## What to work on
Reproduce every line of the listing below verbatim, omitting the picture placeholders.

=== Records to process ===

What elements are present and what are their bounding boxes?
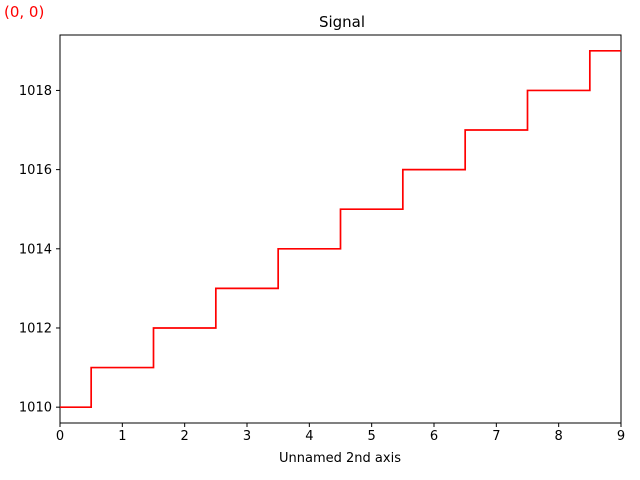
signal-series-line <box>60 49 621 409</box>
plot-area: 0 1 2 3 4 5 6 7 8 9 1010 1012 1014 1016 1018 <box>19 34 625 444</box>
x-tick-label: 9 <box>617 429 625 444</box>
x-tick-label: 6 <box>430 429 438 444</box>
x-tick-label: 0 <box>56 429 64 444</box>
x-axis-label: Unnamed 2nd axis <box>279 451 401 466</box>
y-tick-label: 1016 <box>19 163 52 178</box>
x-tick-label: 3 <box>243 429 251 444</box>
coordinate-readout: (0, 0) <box>4 3 45 21</box>
x-tick-label: 8 <box>555 429 563 444</box>
y-tick-label: 1010 <box>19 401 52 416</box>
x-tick-label: 2 <box>181 429 189 444</box>
y-tick-label: 1012 <box>19 321 52 336</box>
plot-frame <box>59 34 622 424</box>
x-tick-label: 4 <box>305 429 313 444</box>
y-tick-label: 1018 <box>19 84 52 99</box>
x-tick-label: 1 <box>118 429 126 444</box>
y-tick-label: 1014 <box>19 242 52 257</box>
x-tick-label: 7 <box>492 429 500 444</box>
x-axis: 0 1 2 3 4 5 6 7 8 9 <box>56 423 625 444</box>
y-axis: 1010 1012 1014 1016 1018 <box>19 84 60 416</box>
x-tick-label: 5 <box>368 429 376 444</box>
chart-title: Signal <box>319 13 365 31</box>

===

## Task solution
What elements are present and what are their bounding boxes?
signal-series-line <box>60 49 621 409</box>
plot-area: 0 1 2 3 4 5 6 7 8 9 1010 1012 1014 1016 1018 <box>19 34 625 444</box>
x-tick-label: 9 <box>617 429 625 444</box>
x-tick-label: 6 <box>430 429 438 444</box>
x-tick-label: 0 <box>56 429 64 444</box>
x-axis-label: Unnamed 2nd axis <box>279 451 401 466</box>
y-tick-label: 1016 <box>19 163 52 178</box>
x-tick-label: 3 <box>243 429 251 444</box>
coordinate-readout: (0, 0) <box>4 3 45 21</box>
x-tick-label: 8 <box>555 429 563 444</box>
y-tick-label: 1010 <box>19 401 52 416</box>
x-tick-label: 2 <box>181 429 189 444</box>
y-tick-label: 1012 <box>19 321 52 336</box>
plot-frame <box>59 34 622 424</box>
x-tick-label: 4 <box>305 429 313 444</box>
y-tick-label: 1018 <box>19 84 52 99</box>
x-tick-label: 1 <box>118 429 126 444</box>
y-tick-label: 1014 <box>19 242 52 257</box>
x-tick-label: 7 <box>492 429 500 444</box>
x-axis: 0 1 2 3 4 5 6 7 8 9 <box>56 423 625 444</box>
y-axis: 1010 1012 1014 1016 1018 <box>19 84 60 416</box>
x-tick-label: 5 <box>368 429 376 444</box>
chart-title: Signal <box>319 13 365 31</box>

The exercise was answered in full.